* Requirements *
Count every line that has the word "name". Give the number, without anything more.

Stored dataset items
________________________________________

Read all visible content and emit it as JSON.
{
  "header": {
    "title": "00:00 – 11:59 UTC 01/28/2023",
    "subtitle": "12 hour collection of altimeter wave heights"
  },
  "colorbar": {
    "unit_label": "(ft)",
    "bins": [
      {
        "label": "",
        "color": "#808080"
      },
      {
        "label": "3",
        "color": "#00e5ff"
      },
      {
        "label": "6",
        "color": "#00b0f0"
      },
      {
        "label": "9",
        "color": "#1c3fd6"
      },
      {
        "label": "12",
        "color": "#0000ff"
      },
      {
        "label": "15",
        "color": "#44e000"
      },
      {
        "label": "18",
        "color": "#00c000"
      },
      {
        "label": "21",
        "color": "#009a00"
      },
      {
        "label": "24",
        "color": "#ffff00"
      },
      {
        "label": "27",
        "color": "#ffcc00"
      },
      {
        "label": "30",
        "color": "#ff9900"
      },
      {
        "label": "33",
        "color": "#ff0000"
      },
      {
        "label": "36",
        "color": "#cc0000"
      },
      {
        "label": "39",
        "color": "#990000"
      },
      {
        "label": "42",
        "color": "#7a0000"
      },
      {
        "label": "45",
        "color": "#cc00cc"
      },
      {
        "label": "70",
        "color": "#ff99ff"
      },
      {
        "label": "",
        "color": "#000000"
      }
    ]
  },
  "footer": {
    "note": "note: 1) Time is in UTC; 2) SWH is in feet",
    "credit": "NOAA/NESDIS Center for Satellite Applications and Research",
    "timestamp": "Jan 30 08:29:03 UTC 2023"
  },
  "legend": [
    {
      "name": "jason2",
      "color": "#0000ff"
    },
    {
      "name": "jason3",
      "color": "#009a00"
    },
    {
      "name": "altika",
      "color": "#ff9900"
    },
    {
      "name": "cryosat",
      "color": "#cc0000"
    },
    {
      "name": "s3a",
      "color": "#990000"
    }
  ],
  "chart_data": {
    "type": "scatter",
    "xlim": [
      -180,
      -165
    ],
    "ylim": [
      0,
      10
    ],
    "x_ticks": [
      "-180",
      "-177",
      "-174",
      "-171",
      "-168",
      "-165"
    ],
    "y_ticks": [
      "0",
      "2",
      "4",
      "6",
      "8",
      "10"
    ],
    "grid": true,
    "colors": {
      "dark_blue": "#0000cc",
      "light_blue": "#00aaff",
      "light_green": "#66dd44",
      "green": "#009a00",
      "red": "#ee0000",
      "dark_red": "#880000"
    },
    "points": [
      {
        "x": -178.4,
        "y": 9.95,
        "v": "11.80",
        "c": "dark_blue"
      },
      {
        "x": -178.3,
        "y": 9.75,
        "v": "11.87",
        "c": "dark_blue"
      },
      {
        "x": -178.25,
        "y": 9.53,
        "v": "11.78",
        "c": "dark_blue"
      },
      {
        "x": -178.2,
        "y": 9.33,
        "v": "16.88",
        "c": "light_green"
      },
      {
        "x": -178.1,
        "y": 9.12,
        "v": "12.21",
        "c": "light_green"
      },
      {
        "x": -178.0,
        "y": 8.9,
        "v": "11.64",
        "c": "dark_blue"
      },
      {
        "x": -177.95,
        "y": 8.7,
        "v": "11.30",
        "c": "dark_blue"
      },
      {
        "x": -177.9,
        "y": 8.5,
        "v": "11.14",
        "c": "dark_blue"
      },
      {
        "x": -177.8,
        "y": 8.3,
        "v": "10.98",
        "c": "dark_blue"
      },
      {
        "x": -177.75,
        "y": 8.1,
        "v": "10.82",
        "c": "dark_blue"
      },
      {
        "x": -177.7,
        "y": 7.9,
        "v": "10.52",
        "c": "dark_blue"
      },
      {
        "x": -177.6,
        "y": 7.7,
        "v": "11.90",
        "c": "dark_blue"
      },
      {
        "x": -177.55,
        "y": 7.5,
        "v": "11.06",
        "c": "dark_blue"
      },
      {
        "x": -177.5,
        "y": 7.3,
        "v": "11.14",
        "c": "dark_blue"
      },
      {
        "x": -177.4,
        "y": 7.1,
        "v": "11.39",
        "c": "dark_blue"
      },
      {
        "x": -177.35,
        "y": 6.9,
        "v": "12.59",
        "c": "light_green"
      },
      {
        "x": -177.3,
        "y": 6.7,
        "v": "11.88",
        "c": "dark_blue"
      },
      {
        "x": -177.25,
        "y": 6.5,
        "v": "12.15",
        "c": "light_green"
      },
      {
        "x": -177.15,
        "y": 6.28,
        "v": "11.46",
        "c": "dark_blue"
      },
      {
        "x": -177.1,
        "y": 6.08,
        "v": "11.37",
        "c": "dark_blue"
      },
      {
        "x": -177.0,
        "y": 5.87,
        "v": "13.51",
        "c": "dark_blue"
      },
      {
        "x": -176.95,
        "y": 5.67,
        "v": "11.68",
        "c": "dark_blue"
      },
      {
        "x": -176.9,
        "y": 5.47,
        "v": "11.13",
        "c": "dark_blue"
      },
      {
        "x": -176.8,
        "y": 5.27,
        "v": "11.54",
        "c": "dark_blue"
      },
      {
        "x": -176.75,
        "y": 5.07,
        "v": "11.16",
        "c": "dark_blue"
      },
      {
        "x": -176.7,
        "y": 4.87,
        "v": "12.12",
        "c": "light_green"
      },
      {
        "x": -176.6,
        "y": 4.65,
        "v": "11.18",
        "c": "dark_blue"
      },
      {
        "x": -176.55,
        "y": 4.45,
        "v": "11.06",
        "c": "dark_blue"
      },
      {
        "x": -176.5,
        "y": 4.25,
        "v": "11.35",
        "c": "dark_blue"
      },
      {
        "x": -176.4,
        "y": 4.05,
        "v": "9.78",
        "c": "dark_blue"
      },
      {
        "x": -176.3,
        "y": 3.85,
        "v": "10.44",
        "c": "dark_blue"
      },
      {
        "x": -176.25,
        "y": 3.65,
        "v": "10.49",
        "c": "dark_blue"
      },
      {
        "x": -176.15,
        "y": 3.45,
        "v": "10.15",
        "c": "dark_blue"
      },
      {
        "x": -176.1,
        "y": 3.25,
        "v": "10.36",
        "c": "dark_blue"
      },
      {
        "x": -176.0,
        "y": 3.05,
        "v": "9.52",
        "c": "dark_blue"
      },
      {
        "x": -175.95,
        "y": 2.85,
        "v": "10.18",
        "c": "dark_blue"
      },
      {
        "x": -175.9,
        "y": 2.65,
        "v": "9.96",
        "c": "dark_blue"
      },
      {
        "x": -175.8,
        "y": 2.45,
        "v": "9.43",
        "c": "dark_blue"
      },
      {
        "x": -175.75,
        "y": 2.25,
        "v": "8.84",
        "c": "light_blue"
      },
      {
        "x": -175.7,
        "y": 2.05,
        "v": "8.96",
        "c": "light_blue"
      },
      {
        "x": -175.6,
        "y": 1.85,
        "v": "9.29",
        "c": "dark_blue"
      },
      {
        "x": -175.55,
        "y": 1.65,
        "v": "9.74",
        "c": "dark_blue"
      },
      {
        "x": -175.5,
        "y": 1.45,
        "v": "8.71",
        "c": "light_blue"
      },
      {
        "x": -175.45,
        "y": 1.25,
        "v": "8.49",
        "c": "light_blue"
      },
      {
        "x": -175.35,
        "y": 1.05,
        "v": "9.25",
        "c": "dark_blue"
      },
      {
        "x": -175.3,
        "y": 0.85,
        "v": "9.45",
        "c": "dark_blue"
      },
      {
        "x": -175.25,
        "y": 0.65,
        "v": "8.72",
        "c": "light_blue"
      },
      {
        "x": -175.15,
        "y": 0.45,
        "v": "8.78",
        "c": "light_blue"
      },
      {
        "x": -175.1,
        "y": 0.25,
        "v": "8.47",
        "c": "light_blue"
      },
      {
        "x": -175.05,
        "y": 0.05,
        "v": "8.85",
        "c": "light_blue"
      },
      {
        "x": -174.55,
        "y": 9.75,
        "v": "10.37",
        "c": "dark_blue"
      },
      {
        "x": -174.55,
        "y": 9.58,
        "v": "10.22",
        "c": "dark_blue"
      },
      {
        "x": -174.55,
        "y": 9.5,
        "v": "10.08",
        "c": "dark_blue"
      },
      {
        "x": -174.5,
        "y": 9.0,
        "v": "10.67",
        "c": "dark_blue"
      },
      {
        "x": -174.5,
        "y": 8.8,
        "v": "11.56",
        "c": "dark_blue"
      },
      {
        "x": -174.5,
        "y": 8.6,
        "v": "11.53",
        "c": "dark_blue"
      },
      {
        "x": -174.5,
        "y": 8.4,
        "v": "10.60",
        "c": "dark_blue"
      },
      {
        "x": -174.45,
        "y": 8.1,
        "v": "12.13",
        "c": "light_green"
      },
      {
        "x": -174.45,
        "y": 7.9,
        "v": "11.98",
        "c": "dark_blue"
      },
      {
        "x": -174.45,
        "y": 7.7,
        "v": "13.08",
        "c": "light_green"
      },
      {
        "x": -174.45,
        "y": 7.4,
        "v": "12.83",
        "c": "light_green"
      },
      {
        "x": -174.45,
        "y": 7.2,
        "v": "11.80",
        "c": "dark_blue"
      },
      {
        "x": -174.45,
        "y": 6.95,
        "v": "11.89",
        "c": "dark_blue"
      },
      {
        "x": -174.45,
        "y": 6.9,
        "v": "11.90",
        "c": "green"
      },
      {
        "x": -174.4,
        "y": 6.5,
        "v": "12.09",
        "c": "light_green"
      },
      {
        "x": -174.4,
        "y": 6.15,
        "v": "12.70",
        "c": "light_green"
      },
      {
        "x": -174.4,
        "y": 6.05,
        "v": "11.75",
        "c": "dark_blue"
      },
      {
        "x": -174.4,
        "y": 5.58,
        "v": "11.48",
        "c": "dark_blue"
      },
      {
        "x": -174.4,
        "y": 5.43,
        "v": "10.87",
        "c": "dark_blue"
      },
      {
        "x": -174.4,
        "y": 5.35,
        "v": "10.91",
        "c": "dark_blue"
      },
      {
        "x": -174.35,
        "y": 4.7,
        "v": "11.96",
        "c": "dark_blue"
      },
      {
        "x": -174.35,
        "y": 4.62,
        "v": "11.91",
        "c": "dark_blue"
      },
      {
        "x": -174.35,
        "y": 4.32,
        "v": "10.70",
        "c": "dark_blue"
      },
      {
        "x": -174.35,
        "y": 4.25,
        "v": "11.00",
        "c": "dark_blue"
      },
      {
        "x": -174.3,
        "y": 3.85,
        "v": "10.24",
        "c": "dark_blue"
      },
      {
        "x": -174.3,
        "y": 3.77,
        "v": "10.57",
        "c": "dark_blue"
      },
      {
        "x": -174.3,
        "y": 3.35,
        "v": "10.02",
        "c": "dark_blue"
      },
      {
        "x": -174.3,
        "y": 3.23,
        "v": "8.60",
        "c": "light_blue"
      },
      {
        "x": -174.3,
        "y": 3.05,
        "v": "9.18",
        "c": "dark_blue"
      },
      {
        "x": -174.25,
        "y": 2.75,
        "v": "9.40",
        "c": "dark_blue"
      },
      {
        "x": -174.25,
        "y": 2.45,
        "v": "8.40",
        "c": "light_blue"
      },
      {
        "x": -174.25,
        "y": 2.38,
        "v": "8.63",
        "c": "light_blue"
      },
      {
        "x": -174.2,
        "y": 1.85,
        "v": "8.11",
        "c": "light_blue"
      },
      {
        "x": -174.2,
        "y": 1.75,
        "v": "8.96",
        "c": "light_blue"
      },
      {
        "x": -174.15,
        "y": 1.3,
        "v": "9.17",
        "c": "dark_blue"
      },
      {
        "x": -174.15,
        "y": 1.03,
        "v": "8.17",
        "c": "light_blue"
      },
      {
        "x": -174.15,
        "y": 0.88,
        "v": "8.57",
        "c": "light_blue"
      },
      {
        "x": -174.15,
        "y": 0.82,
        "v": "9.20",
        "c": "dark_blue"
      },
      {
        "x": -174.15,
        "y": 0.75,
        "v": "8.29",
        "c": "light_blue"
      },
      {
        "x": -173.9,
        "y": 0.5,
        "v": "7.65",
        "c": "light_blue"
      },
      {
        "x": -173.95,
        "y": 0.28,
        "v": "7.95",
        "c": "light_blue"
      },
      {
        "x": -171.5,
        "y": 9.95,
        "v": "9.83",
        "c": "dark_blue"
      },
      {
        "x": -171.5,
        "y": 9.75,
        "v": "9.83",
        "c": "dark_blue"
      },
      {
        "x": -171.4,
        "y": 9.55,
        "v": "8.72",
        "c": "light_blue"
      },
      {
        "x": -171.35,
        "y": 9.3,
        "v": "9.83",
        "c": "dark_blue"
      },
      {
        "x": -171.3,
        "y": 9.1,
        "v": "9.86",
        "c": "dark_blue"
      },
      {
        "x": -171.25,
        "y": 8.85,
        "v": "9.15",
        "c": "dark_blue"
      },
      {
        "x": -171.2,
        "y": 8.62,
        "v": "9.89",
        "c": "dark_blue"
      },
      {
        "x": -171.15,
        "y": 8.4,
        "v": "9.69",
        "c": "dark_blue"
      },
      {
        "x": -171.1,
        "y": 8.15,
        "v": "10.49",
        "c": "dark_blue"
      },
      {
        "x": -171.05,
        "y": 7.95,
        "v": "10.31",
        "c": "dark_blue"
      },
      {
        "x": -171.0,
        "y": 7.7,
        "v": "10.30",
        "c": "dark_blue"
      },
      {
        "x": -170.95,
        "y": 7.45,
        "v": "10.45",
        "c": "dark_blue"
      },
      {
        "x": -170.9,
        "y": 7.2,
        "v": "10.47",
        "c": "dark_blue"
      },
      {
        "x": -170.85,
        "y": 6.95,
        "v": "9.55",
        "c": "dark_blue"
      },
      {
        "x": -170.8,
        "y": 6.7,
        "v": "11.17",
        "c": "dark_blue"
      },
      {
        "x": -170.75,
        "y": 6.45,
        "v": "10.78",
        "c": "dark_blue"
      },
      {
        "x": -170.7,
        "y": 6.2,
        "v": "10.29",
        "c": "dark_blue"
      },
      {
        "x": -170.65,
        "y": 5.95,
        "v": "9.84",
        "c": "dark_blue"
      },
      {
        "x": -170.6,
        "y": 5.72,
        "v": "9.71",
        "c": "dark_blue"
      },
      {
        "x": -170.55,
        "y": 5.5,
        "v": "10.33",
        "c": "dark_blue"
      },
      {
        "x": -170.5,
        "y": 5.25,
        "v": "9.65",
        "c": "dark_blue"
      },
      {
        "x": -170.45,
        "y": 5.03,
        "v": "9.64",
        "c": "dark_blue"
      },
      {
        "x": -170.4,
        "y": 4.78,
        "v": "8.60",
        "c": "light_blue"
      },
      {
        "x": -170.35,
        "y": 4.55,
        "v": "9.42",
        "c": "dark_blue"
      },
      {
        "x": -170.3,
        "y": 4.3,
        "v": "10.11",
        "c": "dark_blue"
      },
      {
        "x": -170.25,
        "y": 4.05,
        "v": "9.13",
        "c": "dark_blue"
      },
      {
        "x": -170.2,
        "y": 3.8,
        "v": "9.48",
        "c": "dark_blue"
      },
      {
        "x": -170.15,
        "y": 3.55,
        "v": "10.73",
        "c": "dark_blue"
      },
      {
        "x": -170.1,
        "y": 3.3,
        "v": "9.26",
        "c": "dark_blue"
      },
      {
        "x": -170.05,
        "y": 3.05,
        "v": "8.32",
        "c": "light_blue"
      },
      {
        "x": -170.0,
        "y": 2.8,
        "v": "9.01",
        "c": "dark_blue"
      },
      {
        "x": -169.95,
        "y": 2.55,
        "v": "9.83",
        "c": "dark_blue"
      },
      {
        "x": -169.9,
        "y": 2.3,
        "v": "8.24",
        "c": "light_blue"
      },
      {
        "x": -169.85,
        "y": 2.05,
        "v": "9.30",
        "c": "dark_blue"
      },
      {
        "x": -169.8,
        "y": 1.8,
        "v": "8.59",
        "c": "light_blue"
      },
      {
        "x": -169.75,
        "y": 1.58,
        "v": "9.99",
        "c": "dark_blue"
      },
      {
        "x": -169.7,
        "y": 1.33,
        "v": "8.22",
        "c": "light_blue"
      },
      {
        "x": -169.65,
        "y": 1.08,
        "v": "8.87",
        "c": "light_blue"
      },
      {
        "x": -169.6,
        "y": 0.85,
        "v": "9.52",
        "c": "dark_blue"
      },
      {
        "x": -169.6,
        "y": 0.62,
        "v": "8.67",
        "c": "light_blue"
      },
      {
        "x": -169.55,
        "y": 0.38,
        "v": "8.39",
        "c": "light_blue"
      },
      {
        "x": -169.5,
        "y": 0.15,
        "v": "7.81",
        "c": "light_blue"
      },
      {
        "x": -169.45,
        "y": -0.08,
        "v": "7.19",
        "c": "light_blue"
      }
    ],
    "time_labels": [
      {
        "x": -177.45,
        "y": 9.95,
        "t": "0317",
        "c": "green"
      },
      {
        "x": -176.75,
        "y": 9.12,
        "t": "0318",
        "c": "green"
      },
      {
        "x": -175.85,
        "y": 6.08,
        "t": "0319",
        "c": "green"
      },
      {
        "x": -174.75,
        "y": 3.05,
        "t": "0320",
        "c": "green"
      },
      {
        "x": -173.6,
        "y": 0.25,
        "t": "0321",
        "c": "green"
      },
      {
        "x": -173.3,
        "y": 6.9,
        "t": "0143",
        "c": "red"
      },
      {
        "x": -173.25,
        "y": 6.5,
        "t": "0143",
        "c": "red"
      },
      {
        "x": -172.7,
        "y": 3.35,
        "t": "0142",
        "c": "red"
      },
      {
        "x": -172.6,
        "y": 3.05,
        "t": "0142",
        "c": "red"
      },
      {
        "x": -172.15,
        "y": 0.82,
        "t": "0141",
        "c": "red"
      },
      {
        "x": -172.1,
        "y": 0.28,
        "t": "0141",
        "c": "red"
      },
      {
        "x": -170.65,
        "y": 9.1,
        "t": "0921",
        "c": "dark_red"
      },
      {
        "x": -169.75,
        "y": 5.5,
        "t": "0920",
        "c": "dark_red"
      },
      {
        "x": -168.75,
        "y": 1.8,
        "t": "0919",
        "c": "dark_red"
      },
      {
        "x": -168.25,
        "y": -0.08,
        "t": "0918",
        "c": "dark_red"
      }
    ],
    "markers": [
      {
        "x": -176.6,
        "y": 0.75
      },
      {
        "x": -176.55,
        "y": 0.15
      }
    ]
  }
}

________________________________________

* Answer below *
5